Task goal => Search the records for "Texas". Copy every line where it appears.

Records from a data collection

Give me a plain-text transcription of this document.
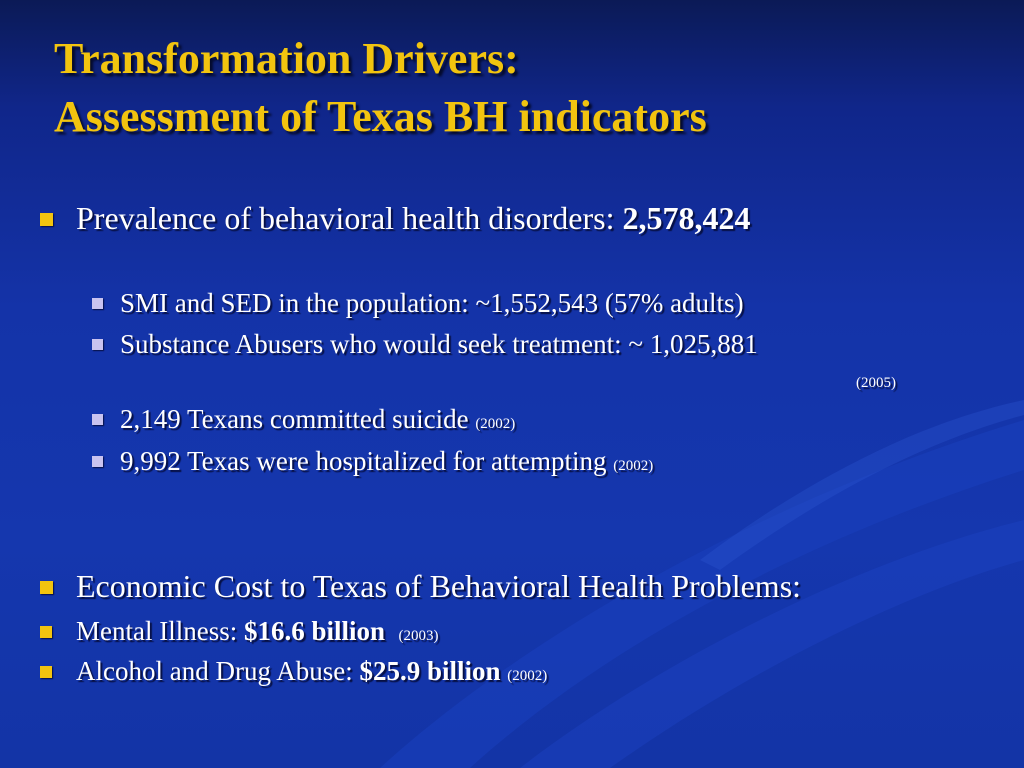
Transformation Drivers:
Assessment of Texas BH indicators
Prevalence of behavioral health disorders: 2,578,424
SMI and SED in the population: ~1,552,543 (57% adults)
Substance Abusers who would seek treatment: ~ 1,025,881
(2005)
2,149 Texans committed suicide (2002)
9,992 Texas were hospitalized for attempting (2002)
Economic Cost to Texas of Behavioral Health Problems:
Mental Illness: $16.6 billion (2003)
Alcohol and Drug Abuse: $25.9 billion (2002)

Exercise output =>
Assessment of Texas BH indicators
9,992 Texas were hospitalized for attempting (2002)
Economic Cost to Texas of Behavioral Health Problems:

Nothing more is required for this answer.